• Task requirements: Write out the entire listing below exactly, with the pictures left out.

• Entries supplied:
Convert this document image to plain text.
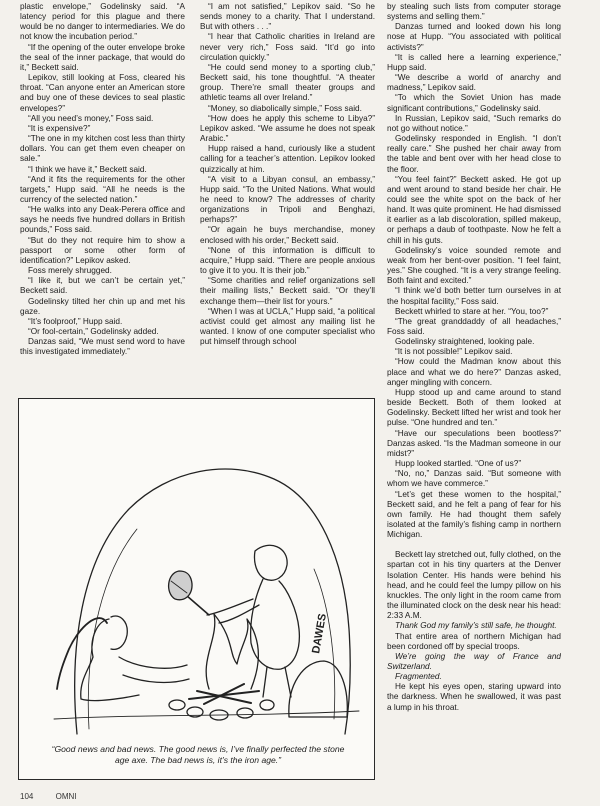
plastic envelope,” Godelinsky said. “A latency period for this plague and there would be no danger to intermediaries. We do not know the incubation period.”

“If the opening of the outer envelope broke the seal of the inner package, that would do it,” Beckett said.

Lepikov, still looking at Foss, cleared his throat. “Can anyone enter an American store and buy one of these devices to seal plastic envelopes?”

“All you need’s money,” Foss said.

“It is expensive?”

“The one in my kitchen cost less than thirty dollars. You can get them even cheaper on sale.”

“I think we have it,” Beckett said.

“And it fits the requirements for the other targets,” Hupp said. “All he needs is the currency of the selected nation.”

“He walks into any Deak-Perera office and says he needs five hundred dollars in British pounds,” Foss said.

“But do they not require him to show a passport or some other form of identification?” Lepikov asked.

Foss merely shrugged.

“I like it, but we can’t be certain yet,” Beckett said.

Godelinsky tilted her chin up and met his gaze.

“It’s foolproof,” Hupp said.

“Or fool-certain,” Godelinsky added.

Danzas said, “We must send word to have this investigated immediately.”

“I am not satisfied,” Lepikov said. “So he sends money to a charity. That I understand. But with others . . .”

“I hear that Catholic charities in Ireland are never very rich,” Foss said. “It’d go into circulation quickly.”

“He could send money to a sporting club,” Beckett said, his tone thoughtful. “A theater group. There’re small theater groups and athletic teams all over Ireland.”

“Money, so diabolically simple,” Foss said.

“How does he apply this scheme to Libya?” Lepikov asked. “We assume he does not speak Arabic.”

Hupp raised a hand, curiously like a student calling for a teacher’s attention. Lepikov looked quizzically at him.

“A visit to a Libyan consul, an embassy,” Hupp said. “To the United Nations. What would he need to know? The addresses of charity organizations in Tripoli and Benghazi, perhaps?”

“Or again he buys merchandise, money enclosed with his order,” Beckett said.

“None of this information is difficult to acquire,” Hupp said. “There are people anxious to give it to you. It is their job.”

“Some charities and relief organizations sell their mailing lists,” Beckett said. “Or they’ll exchange them—their list for yours.”

“When I was at UCLA,” Hupp said, “a political activist could get almost any mailing list he wanted. I know of one computer specialist who put himself through school

by stealing such lists from computer storage systems and selling them.”

Danzas turned and looked down his long nose at Hupp. “You associated with political activists?”

“It is called here a learning experience,” Hupp said.

“We describe a world of anarchy and madness,” Lepikov said.

“To which the Soviet Union has made significant contributions,” Godelinsky said.

In Russian, Lepikov said, “Such remarks do not go without notice.”

Godelinsky responded in English. “I don’t really care.” She pushed her chair away from the table and bent over with her head close to the floor.

“You feel faint?” Beckett asked. He got up and went around to stand beside her chair. He could see the white spot on the back of her hand. It was quite prominent. He had dismissed it earlier as a lab discoloration, spilled makeup, or perhaps a daub of toothpaste. Now he felt a chill in his guts.

Godelinsky’s voice sounded remote and weak from her bent-over position. “I feel faint, yes.” She coughed. “It is a very strange feeling. Both faint and excited.”

“I think we’d both better turn ourselves in at the hospital facility,” Foss said.

Beckett whirled to stare at her. “You, too?”

“The great granddaddy of all headaches,” Foss said.

Godelinsky straightened, looking pale.

“It is not possible!” Lepikov said.

“How could the Madman know about this place and what we do here?” Danzas asked, anger mingling with concern.

Hupp stood up and came around to stand beside Beckett. Both of them looked at Godelinsky. Beckett lifted her wrist and took her pulse. “One hundred and ten.”

“Have our speculations been bootless?” Danzas asked. “Is the Madman someone in our midst?”

Hupp looked startled. “One of us?”

“No, no,” Danzas said. “But someone with whom we have commerce.”

“Let’s get these women to the hospital,” Beckett said, and he felt a pang of fear for his own family. He had thought them safely isolated at the family’s fishing camp in northern Michigan.

Beckett lay stretched out, fully clothed, on the spartan cot in his tiny quarters at the Denver Isolation Center. His hands were behind his head, and he could feel the lumpy pillow on his knuckles. The only light in the room came from the illuminated clock on the desk near his head: 2:33 A.M.

Thank God my family’s still safe, he thought.

That entire area of northern Michigan had been cordoned off by special troops.

We’re going the way of France and Switzerland.

Fragmented.

He kept his eyes open, staring upward into the darkness. When he swallowed, it was past a lump in his throat.

DAWES
“Good news and bad news. The good news is, I’ve finally perfected the stone age axe. The bad news is, it’s the iron age.”
104	OMNI
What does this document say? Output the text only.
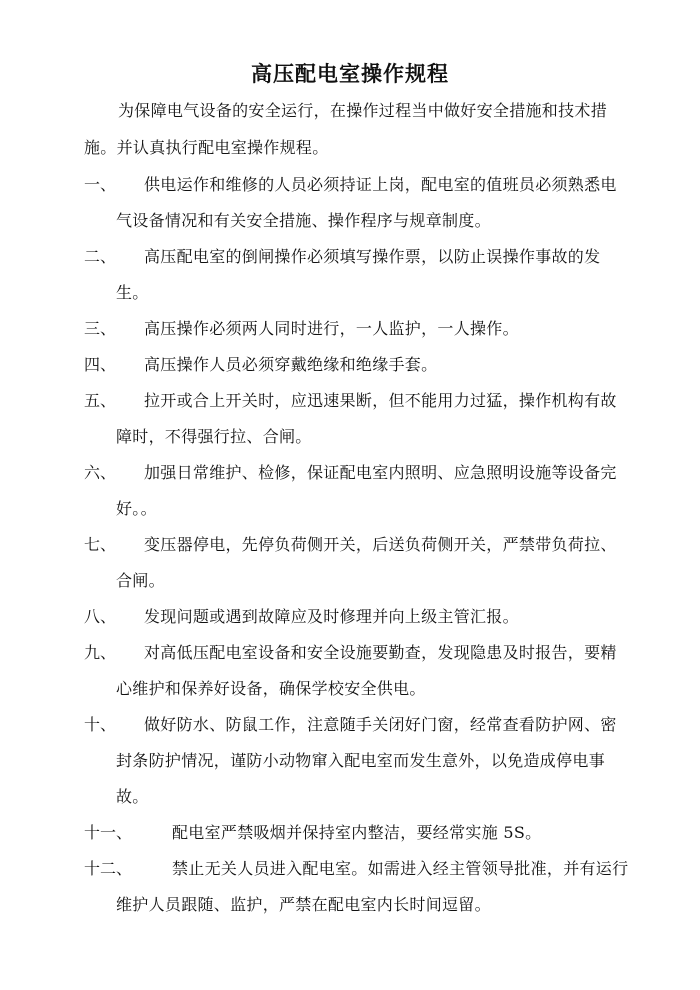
高压配电室操作规程

为保障电气设备的安全运行，在操作过程当中做好安全措施和技术措施。并认真执行配电室操作规程。

一、	供电运作和维修的人员必须持证上岗，配电室的值班员必须熟悉电气设备情况和有关安全措施、操作程序与规章制度。
二、	高压配电室的倒闸操作必须填写操作票，以防止误操作事故的发生。
三、	高压操作必须两人同时进行，一人监护，一人操作。
四、	高压操作人员必须穿戴绝缘和绝缘手套。
五、	拉开或合上开关时，应迅速果断，但不能用力过猛，操作机构有故障时，不得强行拉、合闸。
六、	加强日常维护、检修，保证配电室内照明、应急照明设施等设备完好。。
七、	变压器停电，先停负荷侧开关，后送负荷侧开关，严禁带负荷拉、合闸。
八、	发现问题或遇到故障应及时修理并向上级主管汇报。
九、	对高低压配电室设备和安全设施要勤查，发现隐患及时报告，要精心维护和保养好设备，确保学校安全供电。
十、	做好防水、防鼠工作，注意随手关闭好门窗，经常查看防护网、密封条防护情况，谨防小动物窜入配电室而发生意外，以免造成停电事故。
十一、	配电室严禁吸烟并保持室内整洁，要经常实施 5S。
十二、	禁止无关人员进入配电室。如需进入经主管领导批准，并有运行维护人员跟随、监护，严禁在配电室内长时间逗留。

• In response:
Convert this document image to plain text.
plastic envelope,” Godelinsky said. “A latency period for this plague and there would be no danger to intermediaries. We do not know the incubation period.”

“If the opening of the outer envelope broke the seal of the inner package, that would do it,” Beckett said.

Lepikov, still looking at Foss, cleared his throat. “Can anyone enter an American store and buy one of these devices to seal plastic envelopes?”

“All you need’s money,” Foss said.

“It is expensive?”

“The one in my kitchen cost less than thirty dollars. You can get them even cheaper on sale.”

“I think we have it,” Beckett said.

“And it fits the requirements for the other targets,” Hupp said. “All he needs is the currency of the selected nation.”

“He walks into any Deak-Perera office and says he needs five hundred dollars in British pounds,” Foss said.

“But do they not require him to show a passport or some other form of identification?” Lepikov asked.

Foss merely shrugged.

“I like it, but we can’t be certain yet,” Beckett said.

Godelinsky tilted her chin up and met his gaze.

“It’s foolproof,” Hupp said.

“Or fool-certain,” Godelinsky added.

Danzas said, “We must send word to have this investigated immediately.”

“I am not satisfied,” Lepikov said. “So he sends money to a charity. That I understand. But with others . . .”

“I hear that Catholic charities in Ireland are never very rich,” Foss said. “It’d go into circulation quickly.”

“He could send money to a sporting club,” Beckett said, his tone thoughtful. “A theater group. There’re small theater groups and athletic teams all over Ireland.”

“Money, so diabolically simple,” Foss said.

“How does he apply this scheme to Libya?” Lepikov asked. “We assume he does not speak Arabic.”

Hupp raised a hand, curiously like a student calling for a teacher’s attention. Lepikov looked quizzically at him.

“A visit to a Libyan consul, an embassy,” Hupp said. “To the United Nations. What would he need to know? The addresses of charity organizations in Tripoli and Benghazi, perhaps?”

“Or again he buys merchandise, money enclosed with his order,” Beckett said.

“None of this information is difficult to acquire,” Hupp said. “There are people anxious to give it to you. It is their job.”

“Some charities and relief organizations sell their mailing lists,” Beckett said. “Or they’ll exchange them—their list for yours.”

“When I was at UCLA,” Hupp said, “a political activist could get almost any mailing list he wanted. I know of one computer specialist who put himself through school

by stealing such lists from computer storage systems and selling them.”

Danzas turned and looked down his long nose at Hupp. “You associated with political activists?”

“It is called here a learning experience,” Hupp said.

“We describe a world of anarchy and madness,” Lepikov said.

“To which the Soviet Union has made significant contributions,” Godelinsky said.

In Russian, Lepikov said, “Such remarks do not go without notice.”

Godelinsky responded in English. “I don’t really care.” She pushed her chair away from the table and bent over with her head close to the floor.

“You feel faint?” Beckett asked. He got up and went around to stand beside her chair. He could see the white spot on the back of her hand. It was quite prominent. He had dismissed it earlier as a lab discoloration, spilled makeup, or perhaps a daub of toothpaste. Now he felt a chill in his guts.

Godelinsky’s voice sounded remote and weak from her bent-over position. “I feel faint, yes.” She coughed. “It is a very strange feeling. Both faint and excited.”

“I think we’d both better turn ourselves in at the hospital facility,” Foss said.

Beckett whirled to stare at her. “You, too?”

“The great granddaddy of all headaches,” Foss said.

Godelinsky straightened, looking pale.

“It is not possible!” Lepikov said.

“How could the Madman know about this place and what we do here?” Danzas asked, anger mingling with concern.

Hupp stood up and came around to stand beside Beckett. Both of them looked at Godelinsky. Beckett lifted her wrist and took her pulse. “One hundred and ten.”

“Have our speculations been bootless?” Danzas asked. “Is the Madman someone in our midst?”

Hupp looked startled. “One of us?”

“No, no,” Danzas said. “But someone with whom we have commerce.”

“Let’s get these women to the hospital,” Beckett said, and he felt a pang of fear for his own family. He had thought them safely isolated at the family’s fishing camp in northern Michigan.

Beckett lay stretched out, fully clothed, on the spartan cot in his tiny quarters at the Denver Isolation Center. His hands were behind his head, and he could feel the lumpy pillow on his knuckles. The only light in the room came from the illuminated clock on the desk near his head: 2:33 A.M.

Thank God my family’s still safe, he thought.

That entire area of northern Michigan had been cordoned off by special troops.

We’re going the way of France and Switzerland.

Fragmented.

He kept his eyes open, staring upward into the darkness. When he swallowed, it was past a lump in his throat.

DAWES
“Good news and bad news. The good news is, I’ve finally perfected the stone age axe. The bad news is, it’s the iron age.”
104	OMNI
What does this document say? Output the text only.
高压配电室操作规程

为保障电气设备的安全运行，在操作过程当中做好安全措施和技术措施。并认真执行配电室操作规程。

一、	供电运作和维修的人员必须持证上岗，配电室的值班员必须熟悉电气设备情况和有关安全措施、操作程序与规章制度。
二、	高压配电室的倒闸操作必须填写操作票，以防止误操作事故的发生。
三、	高压操作必须两人同时进行，一人监护，一人操作。
四、	高压操作人员必须穿戴绝缘和绝缘手套。
五、	拉开或合上开关时，应迅速果断，但不能用力过猛，操作机构有故障时，不得强行拉、合闸。
六、	加强日常维护、检修，保证配电室内照明、应急照明设施等设备完好。。
七、	变压器停电，先停负荷侧开关，后送负荷侧开关，严禁带负荷拉、合闸。
八、	发现问题或遇到故障应及时修理并向上级主管汇报。
九、	对高低压配电室设备和安全设施要勤查，发现隐患及时报告，要精心维护和保养好设备，确保学校安全供电。
十、	做好防水、防鼠工作，注意随手关闭好门窗，经常查看防护网、密封条防护情况，谨防小动物窜入配电室而发生意外，以免造成停电事故。
十一、	配电室严禁吸烟并保持室内整洁，要经常实施 5S。
十二、	禁止无关人员进入配电室。如需进入经主管领导批准，并有运行维护人员跟随、监护，严禁在配电室内长时间逗留。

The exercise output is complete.